Given records:
※ ※ ※
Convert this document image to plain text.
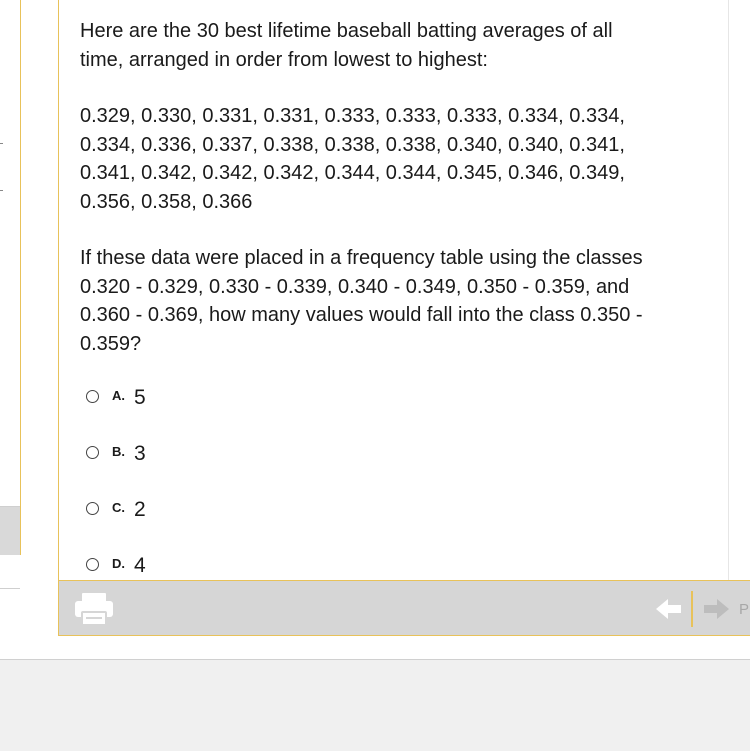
Here are the 30 best lifetime baseball batting averages of all time, arranged in order from lowest to highest:

0.329, 0.330, 0.331, 0.331, 0.333, 0.333, 0.333, 0.334, 0.334, 0.334, 0.336, 0.337, 0.338, 0.338, 0.338, 0.340, 0.340, 0.341, 0.341, 0.342, 0.342, 0.342, 0.344, 0.344, 0.345, 0.346, 0.349, 0.356, 0.358, 0.366

If these data were placed in a frequency table using the classes 0.320 - 0.329, 0.330 - 0.339, 0.340 - 0.349, 0.350 - 0.359, and 0.360 - 0.369, how many values would fall into the class 0.350 - 0.359?

A. 5
B. 3
C. 2
D. 4
P
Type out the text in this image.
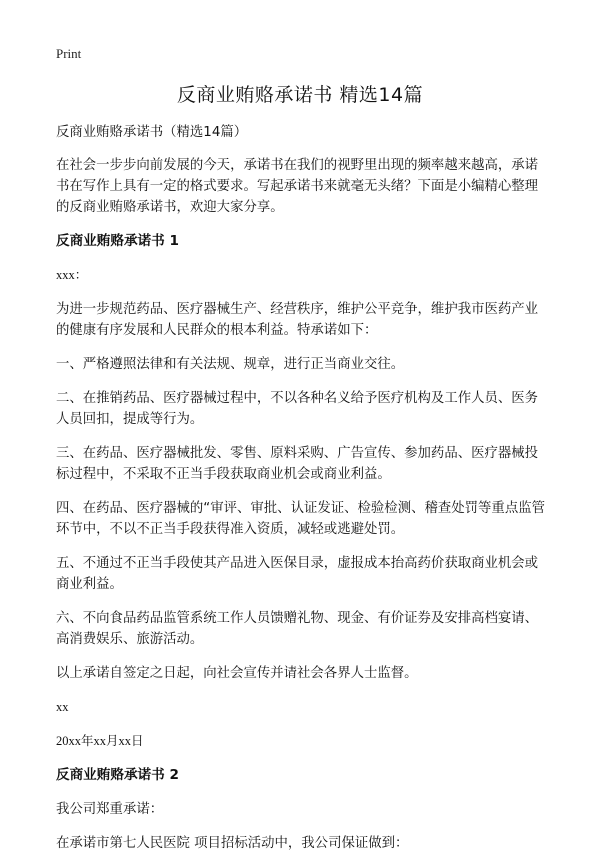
Print
反商业贿赂承诺书 精选14篇

反商业贿赂承诺书（精选14篇）

在社会一步步向前发展的今天，承诺书在我们的视野里出现的频率越来越高，承诺书在写作上具有一定的格式要求。写起承诺书来就毫无头绪？下面是小编精心整理的反商业贿赂承诺书，欢迎大家分享。

反商业贿赂承诺书 1

xxx：

为进一步规范药品、医疗器械生产、经营秩序，维护公平竞争，维护我市医药产业的健康有序发展和人民群众的根本利益。特承诺如下：

一、严格遵照法律和有关法规、规章，进行正当商业交往。

二、在推销药品、医疗器械过程中，不以各种名义给予医疗机构及工作人员、医务人员回扣，提成等行为。

三、在药品、医疗器械批发、零售、原料采购、广告宣传、参加药品、医疗器械投标过程中，不采取不正当手段获取商业机会或商业利益。

四、在药品、医疗器械的“审评、审批、认证发证、检验检测、稽查处罚等重点监管环节中，不以不正当手段获得准入资质，减轻或逃避处罚。

五、不通过不正当手段使其产品进入医保目录，虚报成本抬高药价获取商业机会或商业利益。

六、不向食品药品监管系统工作人员馈赠礼物、现金、有价证券及安排高档宴请、高消费娱乐、旅游活动。

以上承诺自签定之日起，向社会宣传并请社会各界人士监督。

xx

20xx年xx月xx日

反商业贿赂承诺书 2

我公司郑重承诺：

在承诺市第七人民医院 项目招标活动中，我公司保证做到：
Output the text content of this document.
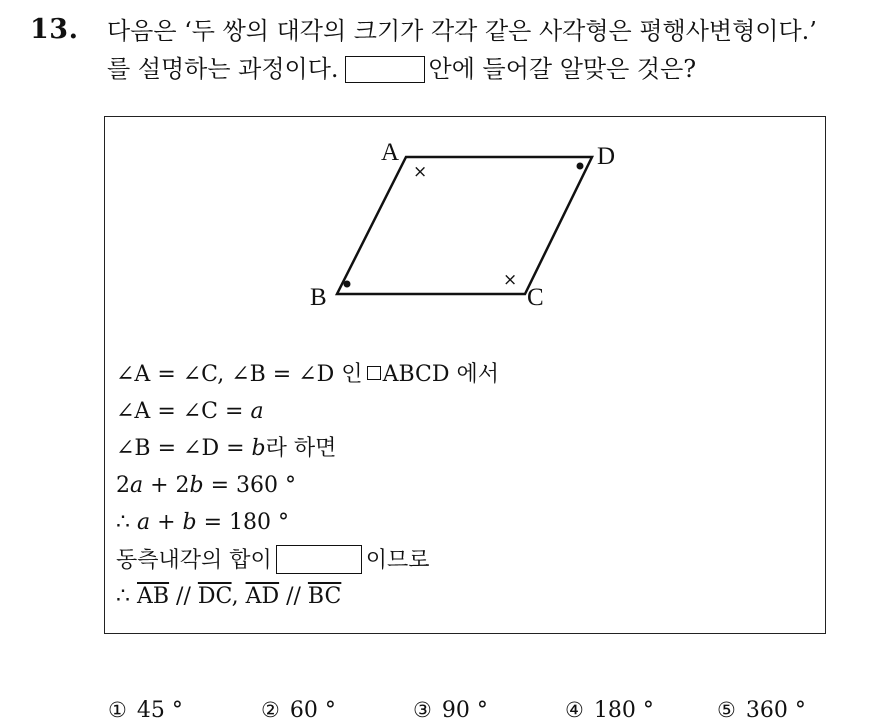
13. 다음은 ‘두 쌍의 대각의 크기가 각각 같은 사각형은 평행사변형이다.’
를 설명하는 과정이다.	안에 들어갈 알맞은 것은?
A	D
B	C
×
×
∠A = ∠C, ∠B = ∠D 인 ABCD 에서
∠A = ∠C = a
∠B = ∠D = b라 하면
2a + 2b = 360 °
∴ a + b = 180 °
동측내각의 합이	이므로
∴ $\overline{AB} // \overline{DC}$, $\overline{AD} // \overline{BC}$
① 45 °	② 60 °	③ 90 °	④ 180 °	⑤ 360 °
※ ※ ※
Problem to solve: Can the entries above be repeated exactly, without their pictures?

Reply:
Convert this document image to plain text.
Here are the 30 best lifetime baseball batting averages of all time, arranged in order from lowest to highest:

0.329, 0.330, 0.331, 0.331, 0.333, 0.333, 0.333, 0.334, 0.334, 0.334, 0.336, 0.337, 0.338, 0.338, 0.338, 0.340, 0.340, 0.341, 0.341, 0.342, 0.342, 0.342, 0.344, 0.344, 0.345, 0.346, 0.349, 0.356, 0.358, 0.366

If these data were placed in a frequency table using the classes 0.320 - 0.329, 0.330 - 0.339, 0.340 - 0.349, 0.350 - 0.359, and 0.360 - 0.369, how many values would fall into the class 0.350 - 0.359?

A. 5
B. 3
C. 2
D. 4
P
Type out the text in this image.
Print
反商业贿赂承诺书 精选14篇

反商业贿赂承诺书（精选14篇）

在社会一步步向前发展的今天，承诺书在我们的视野里出现的频率越来越高，承诺书在写作上具有一定的格式要求。写起承诺书来就毫无头绪？下面是小编精心整理的反商业贿赂承诺书，欢迎大家分享。

反商业贿赂承诺书 1

xxx：

为进一步规范药品、医疗器械生产、经营秩序，维护公平竞争，维护我市医药产业的健康有序发展和人民群众的根本利益。特承诺如下：

一、严格遵照法律和有关法规、规章，进行正当商业交往。

二、在推销药品、医疗器械过程中，不以各种名义给予医疗机构及工作人员、医务人员回扣，提成等行为。

三、在药品、医疗器械批发、零售、原料采购、广告宣传、参加药品、医疗器械投标过程中，不采取不正当手段获取商业机会或商业利益。

四、在药品、医疗器械的“审评、审批、认证发证、检验检测、稽查处罚等重点监管环节中，不以不正当手段获得准入资质，减轻或逃避处罚。

五、不通过不正当手段使其产品进入医保目录，虚报成本抬高药价获取商业机会或商业利益。

六、不向食品药品监管系统工作人员馈赠礼物、现金、有价证券及安排高档宴请、高消费娱乐、旅游活动。

以上承诺自签定之日起，向社会宣传并请社会各界人士监督。

xx

20xx年xx月xx日

反商业贿赂承诺书 2

我公司郑重承诺：

在承诺市第七人民医院 项目招标活动中，我公司保证做到：
Output the text content of this document.
13. 다음은 ‘두 쌍의 대각의 크기가 각각 같은 사각형은 평행사변형이다.’
를 설명하는 과정이다.	안에 들어갈 알맞은 것은?
A	D
B	C
×
×
∠A = ∠C, ∠B = ∠D 인 ABCD 에서
∠A = ∠C = a
∠B = ∠D = b라 하면
2a + 2b = 360 °
∴ a + b = 180 °
동측내각의 합이	이므로
∴ $\overline{AB} // \overline{DC}$, $\overline{AD} // \overline{BC}$
① 45 °	② 60 °	③ 90 °	④ 180 °	⑤ 360 °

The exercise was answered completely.